What you are asked to do: Identify the lines that contain the string "como", then copy each of them.
**** Data excerpts ****
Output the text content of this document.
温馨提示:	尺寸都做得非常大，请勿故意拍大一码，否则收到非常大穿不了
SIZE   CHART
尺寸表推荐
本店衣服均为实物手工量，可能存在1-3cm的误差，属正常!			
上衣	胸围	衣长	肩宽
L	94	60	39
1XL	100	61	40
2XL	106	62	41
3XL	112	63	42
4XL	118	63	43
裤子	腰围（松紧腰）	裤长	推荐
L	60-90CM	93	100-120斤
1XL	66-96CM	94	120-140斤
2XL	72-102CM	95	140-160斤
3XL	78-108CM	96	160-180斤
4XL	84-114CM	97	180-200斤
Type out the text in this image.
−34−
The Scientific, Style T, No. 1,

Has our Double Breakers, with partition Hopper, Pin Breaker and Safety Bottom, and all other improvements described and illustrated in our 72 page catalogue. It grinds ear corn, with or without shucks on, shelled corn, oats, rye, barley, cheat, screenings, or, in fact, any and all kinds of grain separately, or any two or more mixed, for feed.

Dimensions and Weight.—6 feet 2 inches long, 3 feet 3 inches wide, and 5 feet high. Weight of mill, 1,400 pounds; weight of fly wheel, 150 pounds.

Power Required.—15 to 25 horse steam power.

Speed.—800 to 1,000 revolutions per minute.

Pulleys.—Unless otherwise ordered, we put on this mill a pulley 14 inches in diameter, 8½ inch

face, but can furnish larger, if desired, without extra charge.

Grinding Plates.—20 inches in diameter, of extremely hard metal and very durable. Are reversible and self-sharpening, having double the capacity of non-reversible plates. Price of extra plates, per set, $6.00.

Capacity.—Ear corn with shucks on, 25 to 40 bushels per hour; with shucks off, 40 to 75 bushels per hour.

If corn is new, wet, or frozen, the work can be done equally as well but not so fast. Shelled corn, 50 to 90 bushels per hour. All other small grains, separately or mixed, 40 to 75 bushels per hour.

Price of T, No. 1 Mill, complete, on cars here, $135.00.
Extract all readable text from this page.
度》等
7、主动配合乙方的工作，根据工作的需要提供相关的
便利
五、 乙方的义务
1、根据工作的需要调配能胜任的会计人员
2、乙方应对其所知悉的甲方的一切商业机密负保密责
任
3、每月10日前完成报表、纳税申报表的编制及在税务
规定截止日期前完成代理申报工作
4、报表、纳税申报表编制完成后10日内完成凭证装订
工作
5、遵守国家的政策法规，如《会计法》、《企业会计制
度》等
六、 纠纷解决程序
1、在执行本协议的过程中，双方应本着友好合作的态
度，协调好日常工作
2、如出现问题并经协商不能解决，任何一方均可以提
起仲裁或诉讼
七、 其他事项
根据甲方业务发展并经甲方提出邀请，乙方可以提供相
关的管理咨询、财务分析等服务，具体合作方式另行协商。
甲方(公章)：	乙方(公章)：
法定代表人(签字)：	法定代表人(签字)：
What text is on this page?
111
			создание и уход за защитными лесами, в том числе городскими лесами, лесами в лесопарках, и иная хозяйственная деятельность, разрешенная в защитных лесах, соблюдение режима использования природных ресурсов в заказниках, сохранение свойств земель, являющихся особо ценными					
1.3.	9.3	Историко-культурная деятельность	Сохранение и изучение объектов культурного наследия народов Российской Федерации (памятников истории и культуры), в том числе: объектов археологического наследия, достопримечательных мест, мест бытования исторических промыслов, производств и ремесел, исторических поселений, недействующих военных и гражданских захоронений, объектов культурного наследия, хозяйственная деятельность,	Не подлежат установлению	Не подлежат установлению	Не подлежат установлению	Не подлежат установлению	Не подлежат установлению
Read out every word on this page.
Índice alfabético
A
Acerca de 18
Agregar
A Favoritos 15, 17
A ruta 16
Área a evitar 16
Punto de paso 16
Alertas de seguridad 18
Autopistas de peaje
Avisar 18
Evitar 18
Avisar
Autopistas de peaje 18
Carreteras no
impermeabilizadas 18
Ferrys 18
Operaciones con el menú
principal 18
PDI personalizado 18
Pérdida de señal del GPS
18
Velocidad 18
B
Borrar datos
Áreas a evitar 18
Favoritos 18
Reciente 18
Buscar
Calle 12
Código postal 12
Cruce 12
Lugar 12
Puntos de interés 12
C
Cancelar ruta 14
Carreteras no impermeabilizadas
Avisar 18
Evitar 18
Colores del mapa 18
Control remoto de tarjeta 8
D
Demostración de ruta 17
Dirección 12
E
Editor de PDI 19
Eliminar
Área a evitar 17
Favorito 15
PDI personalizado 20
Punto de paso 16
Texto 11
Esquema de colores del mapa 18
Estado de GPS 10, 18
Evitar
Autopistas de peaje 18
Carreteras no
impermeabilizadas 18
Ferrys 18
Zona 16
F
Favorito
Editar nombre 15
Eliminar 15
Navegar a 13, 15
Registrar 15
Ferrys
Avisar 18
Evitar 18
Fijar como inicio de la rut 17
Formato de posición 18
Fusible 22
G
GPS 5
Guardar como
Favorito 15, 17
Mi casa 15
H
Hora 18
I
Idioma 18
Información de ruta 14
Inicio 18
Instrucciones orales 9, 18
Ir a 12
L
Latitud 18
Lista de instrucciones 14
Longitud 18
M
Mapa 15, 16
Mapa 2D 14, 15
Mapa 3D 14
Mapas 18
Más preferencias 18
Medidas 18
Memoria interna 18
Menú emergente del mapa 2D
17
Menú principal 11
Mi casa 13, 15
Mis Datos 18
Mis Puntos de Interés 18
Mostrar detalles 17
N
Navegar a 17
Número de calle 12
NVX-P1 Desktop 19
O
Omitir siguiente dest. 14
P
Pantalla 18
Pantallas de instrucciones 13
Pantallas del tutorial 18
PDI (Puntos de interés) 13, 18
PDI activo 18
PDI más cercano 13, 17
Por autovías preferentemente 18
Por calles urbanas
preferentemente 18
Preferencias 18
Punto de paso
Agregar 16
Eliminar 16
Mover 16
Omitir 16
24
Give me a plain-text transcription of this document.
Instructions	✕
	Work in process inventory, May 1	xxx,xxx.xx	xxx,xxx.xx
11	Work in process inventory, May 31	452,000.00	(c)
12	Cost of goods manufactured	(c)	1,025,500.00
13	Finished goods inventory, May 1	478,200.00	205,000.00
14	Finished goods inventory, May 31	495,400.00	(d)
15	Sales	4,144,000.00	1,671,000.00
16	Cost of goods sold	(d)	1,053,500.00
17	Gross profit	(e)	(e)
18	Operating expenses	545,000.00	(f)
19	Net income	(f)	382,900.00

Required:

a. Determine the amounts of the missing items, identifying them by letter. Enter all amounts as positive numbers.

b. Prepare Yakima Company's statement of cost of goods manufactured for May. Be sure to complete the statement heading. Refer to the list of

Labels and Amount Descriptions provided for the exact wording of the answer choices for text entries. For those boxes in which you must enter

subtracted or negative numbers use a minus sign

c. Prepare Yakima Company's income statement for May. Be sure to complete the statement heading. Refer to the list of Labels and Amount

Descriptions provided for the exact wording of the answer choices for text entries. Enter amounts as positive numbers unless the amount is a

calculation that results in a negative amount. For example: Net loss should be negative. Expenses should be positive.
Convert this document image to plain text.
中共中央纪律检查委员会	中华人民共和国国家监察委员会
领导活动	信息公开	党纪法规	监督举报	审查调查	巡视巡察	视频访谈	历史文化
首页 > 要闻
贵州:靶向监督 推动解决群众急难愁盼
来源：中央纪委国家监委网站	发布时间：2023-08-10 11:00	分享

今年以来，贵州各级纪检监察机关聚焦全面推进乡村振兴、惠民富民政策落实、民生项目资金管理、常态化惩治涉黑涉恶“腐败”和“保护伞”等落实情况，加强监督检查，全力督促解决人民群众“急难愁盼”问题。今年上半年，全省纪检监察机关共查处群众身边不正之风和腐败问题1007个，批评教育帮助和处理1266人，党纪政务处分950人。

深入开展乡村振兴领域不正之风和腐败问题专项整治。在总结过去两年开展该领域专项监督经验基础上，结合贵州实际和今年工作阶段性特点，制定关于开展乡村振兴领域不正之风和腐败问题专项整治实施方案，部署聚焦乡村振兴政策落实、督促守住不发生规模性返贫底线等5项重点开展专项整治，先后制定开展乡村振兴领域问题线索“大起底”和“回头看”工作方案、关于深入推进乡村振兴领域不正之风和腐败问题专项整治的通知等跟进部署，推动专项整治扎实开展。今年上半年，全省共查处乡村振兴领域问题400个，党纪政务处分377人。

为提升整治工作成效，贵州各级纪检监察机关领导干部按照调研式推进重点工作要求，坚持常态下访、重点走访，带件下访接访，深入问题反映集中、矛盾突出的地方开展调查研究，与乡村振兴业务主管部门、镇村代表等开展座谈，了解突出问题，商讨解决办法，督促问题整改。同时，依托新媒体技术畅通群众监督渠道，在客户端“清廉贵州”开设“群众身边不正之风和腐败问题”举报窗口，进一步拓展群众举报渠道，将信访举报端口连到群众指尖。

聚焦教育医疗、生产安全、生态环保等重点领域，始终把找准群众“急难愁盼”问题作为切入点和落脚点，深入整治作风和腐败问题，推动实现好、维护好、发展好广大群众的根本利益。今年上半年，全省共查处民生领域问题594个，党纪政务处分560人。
****
Answer to the problem:
Fijar como inicio de la rut 17
Guardar como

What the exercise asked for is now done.